In the data below, find every line that has the string "this", and copy it.

══ Record extracts

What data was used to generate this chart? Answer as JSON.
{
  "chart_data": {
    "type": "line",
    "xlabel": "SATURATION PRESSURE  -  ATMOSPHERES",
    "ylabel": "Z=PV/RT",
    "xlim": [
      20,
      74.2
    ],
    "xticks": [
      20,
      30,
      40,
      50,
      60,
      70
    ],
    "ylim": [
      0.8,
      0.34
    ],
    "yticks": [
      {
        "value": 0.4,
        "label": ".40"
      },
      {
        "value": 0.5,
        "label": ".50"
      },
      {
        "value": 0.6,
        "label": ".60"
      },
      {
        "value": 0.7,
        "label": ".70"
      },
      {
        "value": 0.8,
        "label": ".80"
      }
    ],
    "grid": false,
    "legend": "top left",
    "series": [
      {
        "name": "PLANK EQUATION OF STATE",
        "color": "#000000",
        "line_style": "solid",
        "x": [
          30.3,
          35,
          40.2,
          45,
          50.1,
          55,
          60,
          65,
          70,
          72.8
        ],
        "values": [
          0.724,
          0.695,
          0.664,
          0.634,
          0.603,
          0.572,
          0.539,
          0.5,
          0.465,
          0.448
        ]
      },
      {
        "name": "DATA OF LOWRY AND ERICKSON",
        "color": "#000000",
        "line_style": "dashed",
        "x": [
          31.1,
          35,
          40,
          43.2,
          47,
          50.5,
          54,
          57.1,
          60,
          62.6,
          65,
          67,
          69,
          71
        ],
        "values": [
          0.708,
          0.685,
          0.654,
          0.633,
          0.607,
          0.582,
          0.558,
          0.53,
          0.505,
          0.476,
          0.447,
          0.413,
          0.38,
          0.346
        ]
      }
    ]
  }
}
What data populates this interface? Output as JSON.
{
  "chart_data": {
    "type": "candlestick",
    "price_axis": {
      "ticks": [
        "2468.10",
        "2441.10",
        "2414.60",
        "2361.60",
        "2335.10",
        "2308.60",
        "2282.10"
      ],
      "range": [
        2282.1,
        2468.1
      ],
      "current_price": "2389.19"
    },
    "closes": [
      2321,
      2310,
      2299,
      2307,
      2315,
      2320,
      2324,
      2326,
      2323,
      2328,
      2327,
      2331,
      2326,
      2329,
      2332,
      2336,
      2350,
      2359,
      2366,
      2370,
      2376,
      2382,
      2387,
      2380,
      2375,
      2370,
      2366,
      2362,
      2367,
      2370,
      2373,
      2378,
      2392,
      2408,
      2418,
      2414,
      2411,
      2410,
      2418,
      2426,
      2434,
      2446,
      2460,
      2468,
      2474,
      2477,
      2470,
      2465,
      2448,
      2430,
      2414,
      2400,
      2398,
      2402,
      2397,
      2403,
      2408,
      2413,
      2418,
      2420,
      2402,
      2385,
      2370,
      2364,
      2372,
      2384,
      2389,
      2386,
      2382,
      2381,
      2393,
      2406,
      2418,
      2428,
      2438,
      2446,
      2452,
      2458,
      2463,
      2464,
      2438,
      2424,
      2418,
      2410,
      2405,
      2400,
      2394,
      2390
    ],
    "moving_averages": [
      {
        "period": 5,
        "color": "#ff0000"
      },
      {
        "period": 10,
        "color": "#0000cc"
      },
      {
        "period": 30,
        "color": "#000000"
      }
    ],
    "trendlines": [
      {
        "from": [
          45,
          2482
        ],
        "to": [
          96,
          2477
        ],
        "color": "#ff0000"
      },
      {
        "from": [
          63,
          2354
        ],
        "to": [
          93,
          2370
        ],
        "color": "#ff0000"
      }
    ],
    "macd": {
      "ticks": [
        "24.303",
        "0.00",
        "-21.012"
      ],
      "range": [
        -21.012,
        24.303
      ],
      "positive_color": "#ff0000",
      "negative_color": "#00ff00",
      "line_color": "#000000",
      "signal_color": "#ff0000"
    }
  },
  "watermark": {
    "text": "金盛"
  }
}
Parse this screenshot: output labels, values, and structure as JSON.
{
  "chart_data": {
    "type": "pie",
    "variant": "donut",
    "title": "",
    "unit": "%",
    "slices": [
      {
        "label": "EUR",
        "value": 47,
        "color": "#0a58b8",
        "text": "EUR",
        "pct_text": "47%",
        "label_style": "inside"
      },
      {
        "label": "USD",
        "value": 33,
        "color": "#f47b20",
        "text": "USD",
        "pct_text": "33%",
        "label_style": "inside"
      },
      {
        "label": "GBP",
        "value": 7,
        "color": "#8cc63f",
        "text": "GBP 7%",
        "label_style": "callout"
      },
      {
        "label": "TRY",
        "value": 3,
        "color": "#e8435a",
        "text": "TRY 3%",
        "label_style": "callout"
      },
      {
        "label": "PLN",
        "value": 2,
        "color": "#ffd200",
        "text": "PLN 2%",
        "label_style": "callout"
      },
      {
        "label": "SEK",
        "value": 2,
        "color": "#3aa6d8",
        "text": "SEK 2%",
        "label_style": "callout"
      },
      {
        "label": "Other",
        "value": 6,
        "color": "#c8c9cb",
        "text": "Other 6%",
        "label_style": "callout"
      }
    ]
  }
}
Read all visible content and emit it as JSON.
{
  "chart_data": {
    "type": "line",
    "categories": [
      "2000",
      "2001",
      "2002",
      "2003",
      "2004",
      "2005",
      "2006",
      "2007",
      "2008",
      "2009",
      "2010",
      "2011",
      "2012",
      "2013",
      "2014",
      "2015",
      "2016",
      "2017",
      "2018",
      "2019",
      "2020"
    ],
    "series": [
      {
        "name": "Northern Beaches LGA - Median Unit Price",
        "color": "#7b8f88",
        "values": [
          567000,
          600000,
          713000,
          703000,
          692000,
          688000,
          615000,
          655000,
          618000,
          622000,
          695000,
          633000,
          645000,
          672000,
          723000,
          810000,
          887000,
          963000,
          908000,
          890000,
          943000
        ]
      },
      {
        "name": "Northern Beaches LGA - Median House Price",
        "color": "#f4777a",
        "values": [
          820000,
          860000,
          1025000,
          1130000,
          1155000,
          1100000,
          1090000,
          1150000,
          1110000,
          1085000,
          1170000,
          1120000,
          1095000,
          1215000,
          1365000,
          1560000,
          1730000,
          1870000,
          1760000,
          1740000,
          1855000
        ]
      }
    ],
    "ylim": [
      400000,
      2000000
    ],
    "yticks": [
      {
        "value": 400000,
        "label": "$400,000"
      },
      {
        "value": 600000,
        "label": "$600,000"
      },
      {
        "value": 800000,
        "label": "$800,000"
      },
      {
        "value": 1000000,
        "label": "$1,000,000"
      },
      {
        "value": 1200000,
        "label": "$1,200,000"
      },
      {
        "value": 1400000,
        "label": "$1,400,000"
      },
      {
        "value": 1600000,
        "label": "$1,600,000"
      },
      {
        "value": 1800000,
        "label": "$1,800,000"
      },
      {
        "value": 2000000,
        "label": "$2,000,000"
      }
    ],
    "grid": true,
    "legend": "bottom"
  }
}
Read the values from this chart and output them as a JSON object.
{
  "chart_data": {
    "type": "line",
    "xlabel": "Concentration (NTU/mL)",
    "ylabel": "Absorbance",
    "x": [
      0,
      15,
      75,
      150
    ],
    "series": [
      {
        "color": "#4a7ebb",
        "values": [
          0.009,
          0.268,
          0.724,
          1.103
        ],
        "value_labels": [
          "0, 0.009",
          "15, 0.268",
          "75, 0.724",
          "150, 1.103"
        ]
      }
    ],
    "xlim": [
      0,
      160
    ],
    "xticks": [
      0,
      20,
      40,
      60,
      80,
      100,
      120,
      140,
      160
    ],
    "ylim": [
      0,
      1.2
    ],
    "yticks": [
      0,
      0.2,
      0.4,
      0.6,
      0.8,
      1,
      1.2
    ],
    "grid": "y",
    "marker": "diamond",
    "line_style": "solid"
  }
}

════

- Task result -
What data was used to generate this chart? Answer as JSON.
What data populates this interface? Output as JSON.
Parse this screenshot: output labels, values, and structure as JSON.
Read the values from this chart and output them as a JSON object.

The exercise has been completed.